== WHAT THE EXERCISE ASKS ==
Leave out the pictures and transcribe the rest of the records exactly.

::: SOURCE DATA

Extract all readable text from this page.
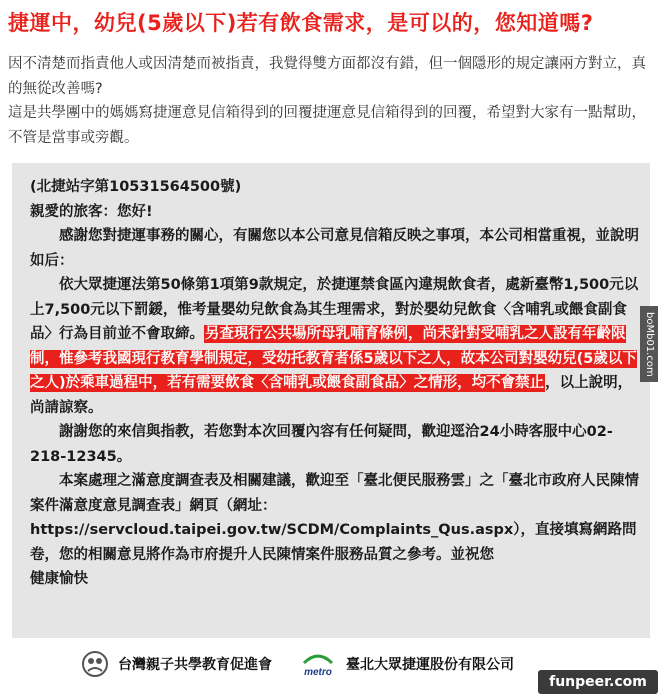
捷運中，幼兒(5歲以下)若有飲食需求，是可以的，您知道嗎?

因不清楚而指責他人或因清楚而被指責，我覺得雙方面都沒有錯，但一個隱形的規定讓兩方對立，真的無從改善嗎?

這是共學團中的媽媽寫捷運意見信箱得到的回覆捷運意見信箱得到的回覆，希望對大家有一點幫助，不管是當事或旁觀。

(北捷站字第10531564500號)

親愛的旅客：您好!

感謝您對捷運事務的關心，有關您以本公司意見信箱反映之事項，本公司相當重視，並說明如后：

依大眾捷運法第50條第1項第9款規定，於捷運禁食區內違規飲食者，處新臺幣1,500元以上7,500元以下罰鍰，惟考量嬰幼兒飲食為其生理需求，對於嬰幼兒飲食〈含哺乳或餵食副食品〉行為目前並不會取締。另查現行公共場所母乳哺育條例，尚未針對受哺乳之人設有年齡限制，惟參考我國現行教育學制規定，受幼托教育者係5歲以下之人，故本公司對嬰幼兒(5歲以下之人)於乘車過程中，若有需要飲食〈含哺乳或餵食副食品〉之情形，均不會禁止，以上說明，尚請諒察。

謝謝您的來信與指教，若您對本次回覆內容有任何疑問，歡迎逕洽24小時客服中心02-218-12345。

本案處理之滿意度調查表及相關建議，歡迎至「臺北便民服務雲」之「臺北市政府人民陳情案件滿意度意見調查表」網頁（網址：https://servcloud.taipei.gov.tw/SCDM/Complaints_Qus.aspx），直接填寫網路問卷，您的相關意見將作為市府提升人民陳情案件服務品質之參考。並祝您

健康愉快

boMb01.com
台灣親子共學教育促進會	metro 臺北大眾捷運股份有限公司
funpeer.com
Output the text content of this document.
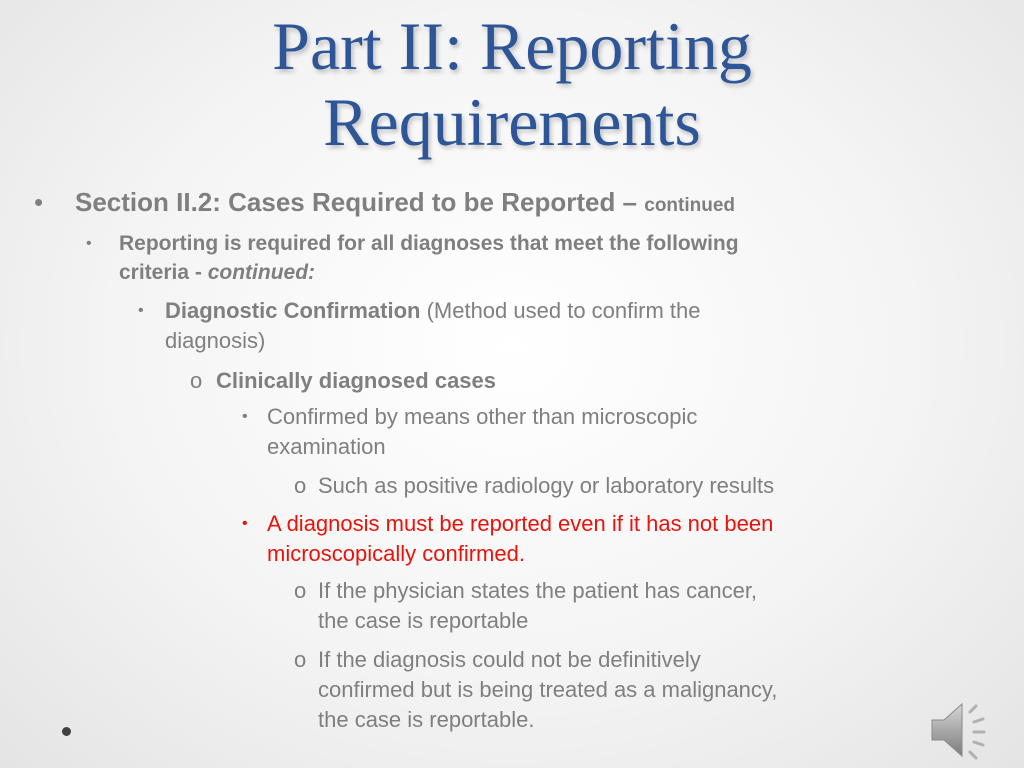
Part II: Reporting
Requirements
•	Section II.2: Cases Required to be Reported – continued
•	Reporting is required for all diagnoses that meet the following
criteria - continued:
• Diagnostic Confirmation (Method used to confirm the
diagnosis)
o Clinically diagnosed cases
• Confirmed by means other than microscopic
examination
o Such as positive radiology or laboratory results
• A diagnosis must be reported even if it has not been
microscopically confirmed.
o If the physician states the patient has cancer,
the case is reportable
o If the diagnosis could not be definitively
confirmed but is being treated as a malignancy,
the case is reportable.
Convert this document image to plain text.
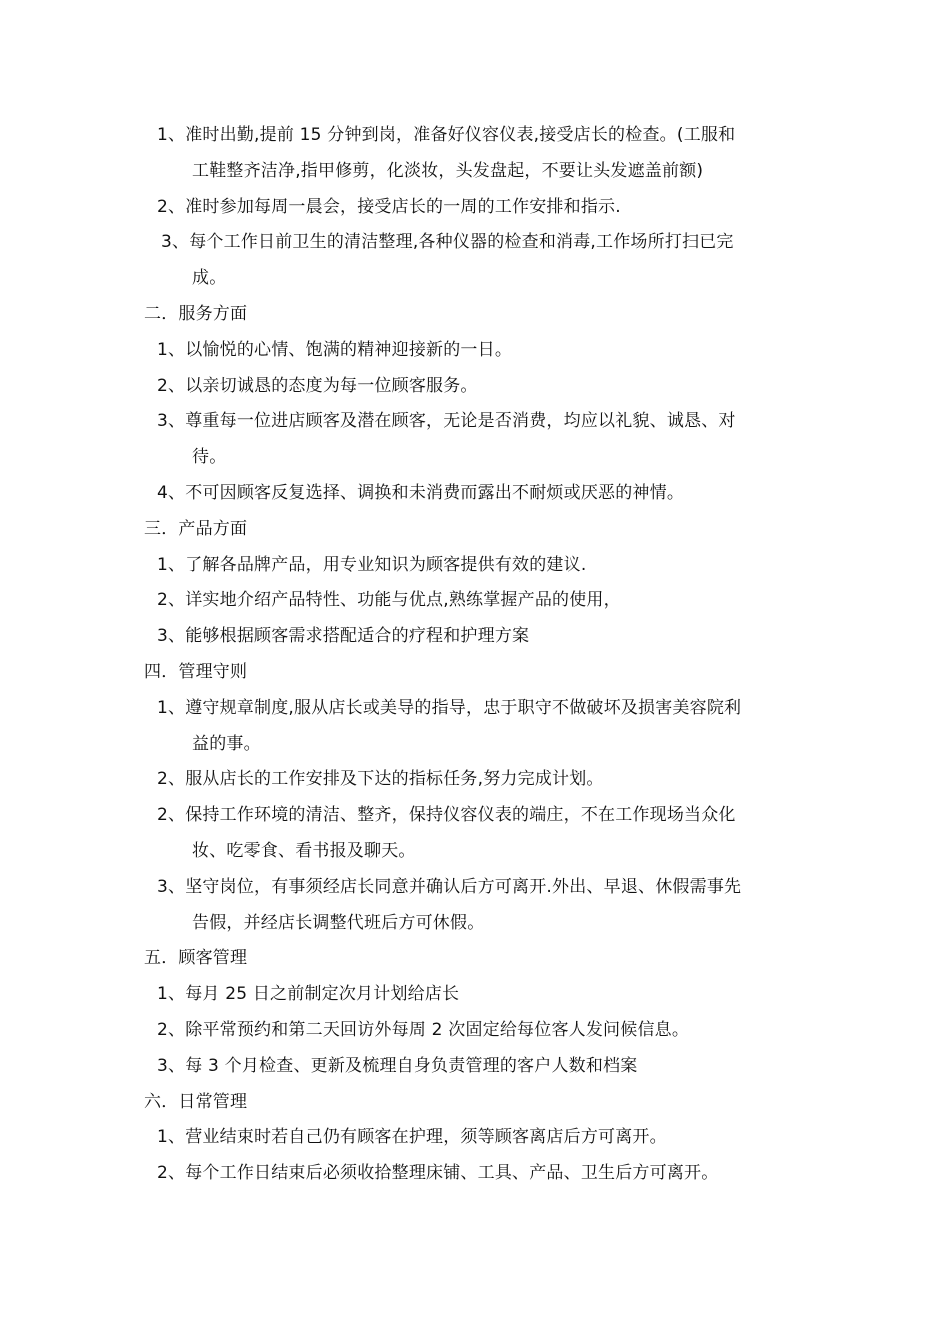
1、准时出勤,提前 15 分钟到岗，准备好仪容仪表,接受店长的检查。(工服和
工鞋整齐洁净,指甲修剪，化淡妆，头发盘起，不要让头发遮盖前额)
2、准时参加每周一晨会，接受店长的一周的工作安排和指示.
3、每个工作日前卫生的清洁整理,各种仪器的检查和消毒,工作场所打扫已完
成。
二．服务方面
1、以愉悦的心情、饱满的精神迎接新的一日。
2、以亲切诚恳的态度为每一位顾客服务。
3、尊重每一位进店顾客及潜在顾客，无论是否消费，均应以礼貌、诚恳、对
待。
4、不可因顾客反复选择、调换和未消费而露出不耐烦或厌恶的神情。
三．产品方面
1、了解各品牌产品，用专业知识为顾客提供有效的建议.
2、详实地介绍产品特性、功能与优点,熟练掌握产品的使用，
3、能够根据顾客需求搭配适合的疗程和护理方案
四．管理守则
1、遵守规章制度,服从店长或美导的指导，忠于职守不做破坏及损害美容院利
益的事。
2、服从店长的工作安排及下达的指标任务,努力完成计划。
2、保持工作环境的清洁、整齐，保持仪容仪表的端庄，不在工作现场当众化
妆、吃零食、看书报及聊天。
3、坚守岗位，有事须经店长同意并确认后方可离开.外出、早退、休假需事先
告假，并经店长调整代班后方可休假。
五．顾客管理
1、每月 25 日之前制定次月计划给店长
2、除平常预约和第二天回访外每周 2 次固定给每位客人发问候信息。
3、每 3 个月检查、更新及梳理自身负责管理的客户人数和档案
六．日常管理
1、营业结束时若自己仍有顾客在护理，须等顾客离店后方可离开。
2、每个工作日结束后必须收拾整理床铺、工具、产品、卫生后方可离开。
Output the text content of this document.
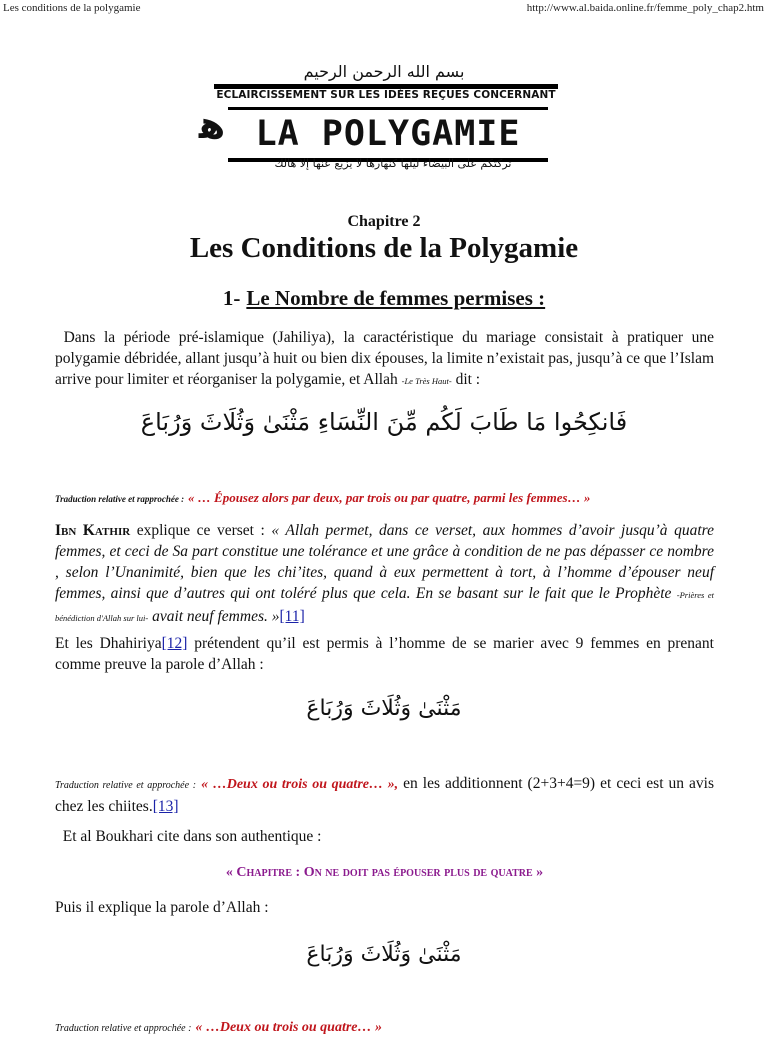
Les conditions de la polygamie	http://www.al.baida.online.fr/femme_poly_chap2.htm
بسم الله الرحمن الرحيم
ECLAIRCISSEMENT SUR LES IDÉES REÇUES CONCERNANT
ﻫ LA POLYGAMIE
تركتكم على البيضاء ليلها كنهارها لا يزيغ عنها إلا هالك
Chapitre 2
Les Conditions de la Polygamie
1- Le Nombre de femmes permises :
Dans la période pré-islamique (Jahiliya), la caractéristique du mariage consistait à pratiquer une polygamie débridée, allant jusqu’à huit ou bien dix épouses, la limite n’existait pas, jusqu’à ce que l’Islam arrive pour limiter et réorganiser la polygamie, et Allah -Le Très Haut- dit :
فَانكِحُوا مَا طَابَ لَكُم مِّنَ النِّسَاءِ مَثْنَىٰ وَثُلَاثَ وَرُبَاعَ
Traduction relative et rapprochée : « … Épousez alors par deux, par trois ou par quatre, parmi les femmes… »
Ibn Kathir explique ce verset : « Allah permet, dans ce verset, aux hommes d’avoir jusqu’à quatre femmes, et ceci de Sa part constitue une tolérance et une grâce à condition de ne pas dépasser ce nombre , selon l’Unanimité, bien que les chi’ites, quand à eux permettent à tort, à l’homme d’épouser neuf femmes, ainsi que d’autres qui ont toléré plus que cela. En se basant sur le fait que le Prophète -Prières et bénédiction d'Allah sur lui- avait neuf femmes. »[11]
Et les Dhahiriya[12] prétendent qu’il est permis à l’homme de se marier avec 9 femmes en prenant comme preuve la parole d’Allah :
مَثْنَىٰ وَثُلَاثَ وَرُبَاعَ
Traduction relative et approchée : « …Deux ou trois ou quatre… », en les additionnent (2+3+4=9) et ceci est un avis chez les chiites.[13]
Et al Boukhari cite dans son authentique :
« Chapitre : On ne doit pas épouser plus de quatre »
Puis il explique la parole d’Allah :
مَثْنَىٰ وَثُلَاثَ وَرُبَاعَ
Traduction relative et approchée : « …Deux ou trois ou quatre… »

::::::

== THE RESULT ==
Extract all readable text from this page.
捷運中，幼兒(5歲以下)若有飲食需求，是可以的，您知道嗎?

因不清楚而指責他人或因清楚而被指責，我覺得雙方面都沒有錯，但一個隱形的規定讓兩方對立，真的無從改善嗎?

這是共學團中的媽媽寫捷運意見信箱得到的回覆捷運意見信箱得到的回覆，希望對大家有一點幫助，不管是當事或旁觀。

(北捷站字第10531564500號)

親愛的旅客：您好!

感謝您對捷運事務的關心，有關您以本公司意見信箱反映之事項，本公司相當重視，並說明如后：

依大眾捷運法第50條第1項第9款規定，於捷運禁食區內違規飲食者，處新臺幣1,500元以上7,500元以下罰鍰，惟考量嬰幼兒飲食為其生理需求，對於嬰幼兒飲食〈含哺乳或餵食副食品〉行為目前並不會取締。另查現行公共場所母乳哺育條例，尚未針對受哺乳之人設有年齡限制，惟參考我國現行教育學制規定，受幼托教育者係5歲以下之人，故本公司對嬰幼兒(5歲以下之人)於乘車過程中，若有需要飲食〈含哺乳或餵食副食品〉之情形，均不會禁止，以上說明，尚請諒察。

謝謝您的來信與指教，若您對本次回覆內容有任何疑問，歡迎逕洽24小時客服中心02-218-12345。

本案處理之滿意度調查表及相關建議，歡迎至「臺北便民服務雲」之「臺北市政府人民陳情案件滿意度意見調查表」網頁（網址：https://servcloud.taipei.gov.tw/SCDM/Complaints_Qus.aspx），直接填寫網路問卷，您的相關意見將作為市府提升人民陳情案件服務品質之參考。並祝您

健康愉快

boMb01.com
台灣親子共學教育促進會	metro 臺北大眾捷運股份有限公司
funpeer.com
Output the text content of this document.
Part II: Reporting
Requirements
•	Section II.2: Cases Required to be Reported – continued
•	Reporting is required for all diagnoses that meet the following
criteria - continued:
• Diagnostic Confirmation (Method used to confirm the
diagnosis)
o Clinically diagnosed cases
• Confirmed by means other than microscopic
examination
o Such as positive radiology or laboratory results
• A diagnosis must be reported even if it has not been
microscopically confirmed.
o If the physician states the patient has cancer,
the case is reportable
o If the diagnosis could not be definitively
confirmed but is being treated as a malignancy,
the case is reportable.
Convert this document image to plain text.
1、准时出勤,提前 15 分钟到岗，准备好仪容仪表,接受店长的检查。(工服和
工鞋整齐洁净,指甲修剪，化淡妆，头发盘起，不要让头发遮盖前额)
2、准时参加每周一晨会，接受店长的一周的工作安排和指示.
3、每个工作日前卫生的清洁整理,各种仪器的检查和消毒,工作场所打扫已完
成。
二．服务方面
1、以愉悦的心情、饱满的精神迎接新的一日。
2、以亲切诚恳的态度为每一位顾客服务。
3、尊重每一位进店顾客及潜在顾客，无论是否消费，均应以礼貌、诚恳、对
待。
4、不可因顾客反复选择、调换和未消费而露出不耐烦或厌恶的神情。
三．产品方面
1、了解各品牌产品，用专业知识为顾客提供有效的建议.
2、详实地介绍产品特性、功能与优点,熟练掌握产品的使用，
3、能够根据顾客需求搭配适合的疗程和护理方案
四．管理守则
1、遵守规章制度,服从店长或美导的指导，忠于职守不做破坏及损害美容院利
益的事。
2、服从店长的工作安排及下达的指标任务,努力完成计划。
2、保持工作环境的清洁、整齐，保持仪容仪表的端庄，不在工作现场当众化
妆、吃零食、看书报及聊天。
3、坚守岗位，有事须经店长同意并确认后方可离开.外出、早退、休假需事先
告假，并经店长调整代班后方可休假。
五．顾客管理
1、每月 25 日之前制定次月计划给店长
2、除平常预约和第二天回访外每周 2 次固定给每位客人发问候信息。
3、每 3 个月检查、更新及梳理自身负责管理的客户人数和档案
六．日常管理
1、营业结束时若自己仍有顾客在护理，须等顾客离店后方可离开。
2、每个工作日结束后必须收拾整理床铺、工具、产品、卫生后方可离开。
Output the text content of this document.
Les conditions de la polygamie	http://www.al.baida.online.fr/femme_poly_chap2.htm
بسم الله الرحمن الرحيم
ECLAIRCISSEMENT SUR LES IDÉES REÇUES CONCERNANT
ﻫ LA POLYGAMIE
تركتكم على البيضاء ليلها كنهارها لا يزيغ عنها إلا هالك
Chapitre 2
Les Conditions de la Polygamie
1- Le Nombre de femmes permises :
Dans la période pré-islamique (Jahiliya), la caractéristique du mariage consistait à pratiquer une polygamie débridée, allant jusqu’à huit ou bien dix épouses, la limite n’existait pas, jusqu’à ce que l’Islam arrive pour limiter et réorganiser la polygamie, et Allah -Le Très Haut- dit :
فَانكِحُوا مَا طَابَ لَكُم مِّنَ النِّسَاءِ مَثْنَىٰ وَثُلَاثَ وَرُبَاعَ
Traduction relative et rapprochée : « … Épousez alors par deux, par trois ou par quatre, parmi les femmes… »
Ibn Kathir explique ce verset : « Allah permet, dans ce verset, aux hommes d’avoir jusqu’à quatre femmes, et ceci de Sa part constitue une tolérance et une grâce à condition de ne pas dépasser ce nombre , selon l’Unanimité, bien que les chi’ites, quand à eux permettent à tort, à l’homme d’épouser neuf femmes, ainsi que d’autres qui ont toléré plus que cela. En se basant sur le fait que le Prophète -Prières et bénédiction d'Allah sur lui- avait neuf femmes. »[11]
Et les Dhahiriya[12] prétendent qu’il est permis à l’homme de se marier avec 9 femmes en prenant comme preuve la parole d’Allah :
مَثْنَىٰ وَثُلَاثَ وَرُبَاعَ
Traduction relative et approchée : « …Deux ou trois ou quatre… », en les additionnent (2+3+4=9) et ceci est un avis chez les chiites.[13]
Et al Boukhari cite dans son authentique :
« Chapitre : On ne doit pas épouser plus de quatre »
Puis il explique la parole d’Allah :
مَثْنَىٰ وَثُلَاثَ وَرُبَاعَ
Traduction relative et approchée : « …Deux ou trois ou quatre… »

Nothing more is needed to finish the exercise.